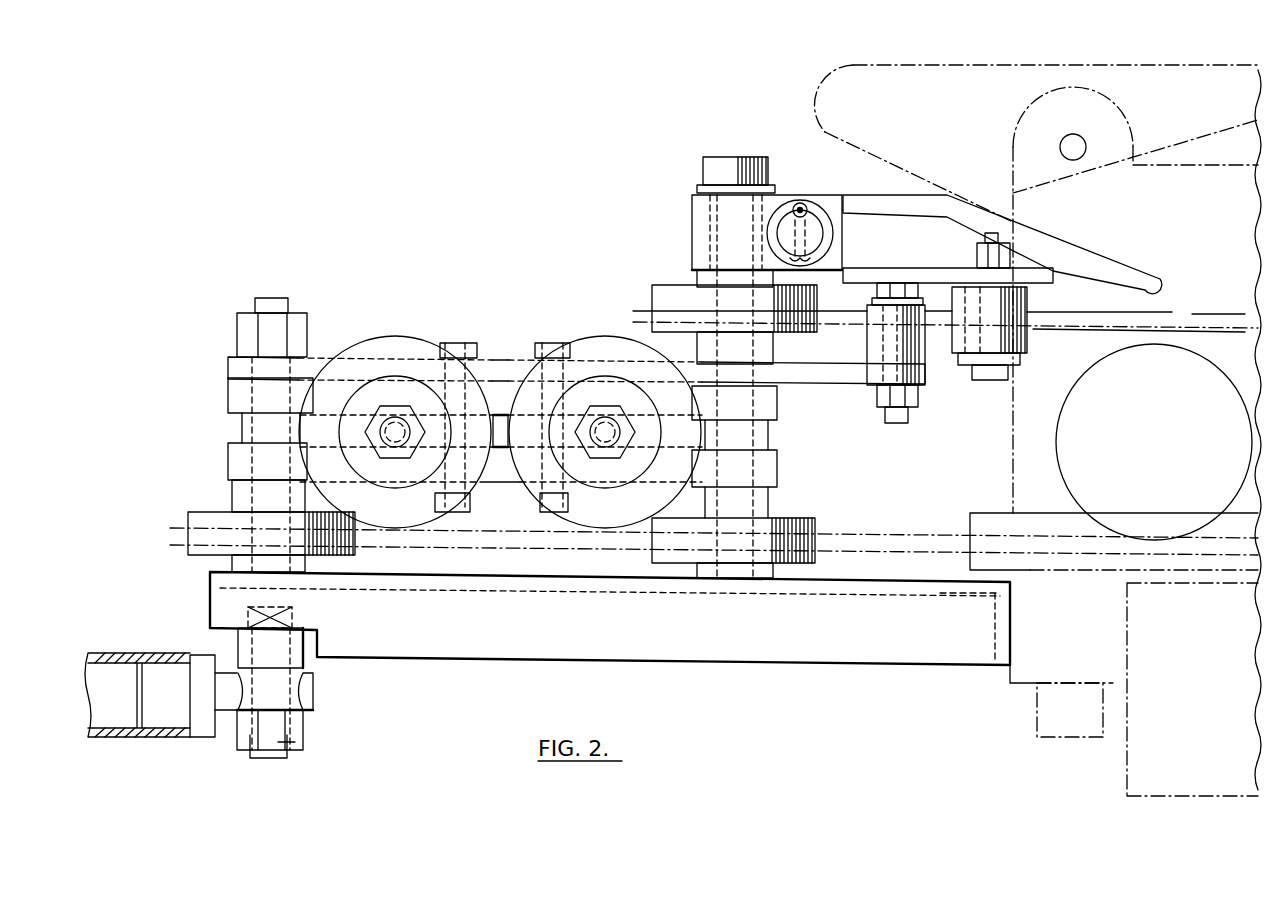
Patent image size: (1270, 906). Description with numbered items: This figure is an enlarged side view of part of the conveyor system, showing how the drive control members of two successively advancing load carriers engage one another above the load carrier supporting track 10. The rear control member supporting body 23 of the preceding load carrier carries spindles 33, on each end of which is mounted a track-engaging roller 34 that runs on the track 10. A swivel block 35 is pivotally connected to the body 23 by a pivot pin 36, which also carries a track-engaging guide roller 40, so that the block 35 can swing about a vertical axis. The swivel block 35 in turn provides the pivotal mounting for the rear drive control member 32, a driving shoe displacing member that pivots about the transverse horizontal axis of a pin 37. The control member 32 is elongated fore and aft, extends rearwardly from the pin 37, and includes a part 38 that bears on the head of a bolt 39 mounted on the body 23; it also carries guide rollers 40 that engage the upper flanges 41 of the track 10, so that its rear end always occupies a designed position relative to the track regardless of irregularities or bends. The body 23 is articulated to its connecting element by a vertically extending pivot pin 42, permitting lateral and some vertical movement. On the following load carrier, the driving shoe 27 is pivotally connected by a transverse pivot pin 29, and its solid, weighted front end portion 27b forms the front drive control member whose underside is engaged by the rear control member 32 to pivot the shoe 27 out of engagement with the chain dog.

The load carrier supporting track 10 is at (1186, 312).
The rear control member supporting body 23 is at (725, 638).
The driving shoe 27 is at (994, 102).
The front end portion of driving shoe 27b is at (826, 104).
The transverse pivot pin 29 is at (1083, 140).
The rear drive control member 32 is at (985, 168).
The spindle 33 is at (400, 437).
The track-engaging roller 34 is at (375, 346).
The swivel block 35 is at (817, 203).
The pivot pin 36 is at (738, 222).
The pin 37 is at (785, 236).
The part of drive control member 38 is at (950, 270).
The bolt 39 is at (904, 290).
The guide roller 40 is at (807, 330).
The upper flange of trolley track 41 is at (1176, 326).
The vertically extending pivot pin 42 is at (270, 752).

+++

**EXERCISE BRIEF**
Copy every line of the entries above word for word, leaving out the pictures.

**ANSWER TO THE TASK**
Patent image size: (1270, 906). Description with numbered items: This figure is an enlarged side view of part of the conveyor system, showing how the drive control members of two successively advancing load carriers engage one another above the load carrier supporting track 10. The rear control member supporting body 23 of the preceding load carrier carries spindles 33, on each end of which is mounted a track-engaging roller 34 that runs on the track 10. A swivel block 35 is pivotally connected to the body 23 by a pivot pin 36, which also carries a track-engaging guide roller 40, so that the block 35 can swing about a vertical axis. The swivel block 35 in turn provides the pivotal mounting for the rear drive control member 32, a driving shoe displacing member that pivots about the transverse horizontal axis of a pin 37. The control member 32 is elongated fore and aft, extends rearwardly from the pin 37, and includes a part 38 that bears on the head of a bolt 39 mounted on the body 23; it also carries guide rollers 40 that engage the upper flanges 41 of the track 10, so that its rear end always occupies a designed position relative to the track regardless of irregularities or bends. The body 23 is articulated to its connecting element by a vertically extending pivot pin 42, permitting lateral and some vertical movement. On the following load carrier, the driving shoe 27 is pivotally connected by a transverse pivot pin 29, and its solid, weighted front end portion 27b forms the front drive control member whose underside is engaged by the rear control member 32 to pivot the shoe 27 out of engagement with the chain dog.

The load carrier supporting track 10 is at (1186, 312).
The rear control member supporting body 23 is at (725, 638).
The driving shoe 27 is at (994, 102).
The front end portion of driving shoe 27b is at (826, 104).
The transverse pivot pin 29 is at (1083, 140).
The rear drive control member 32 is at (985, 168).
The spindle 33 is at (400, 437).
The track-engaging roller 34 is at (375, 346).
The swivel block 35 is at (817, 203).
The pivot pin 36 is at (738, 222).
The pin 37 is at (785, 236).
The part of drive control member 38 is at (950, 270).
The bolt 39 is at (904, 290).
The guide roller 40 is at (807, 330).
The upper flange of trolley track 41 is at (1176, 326).
The vertically extending pivot pin 42 is at (270, 752).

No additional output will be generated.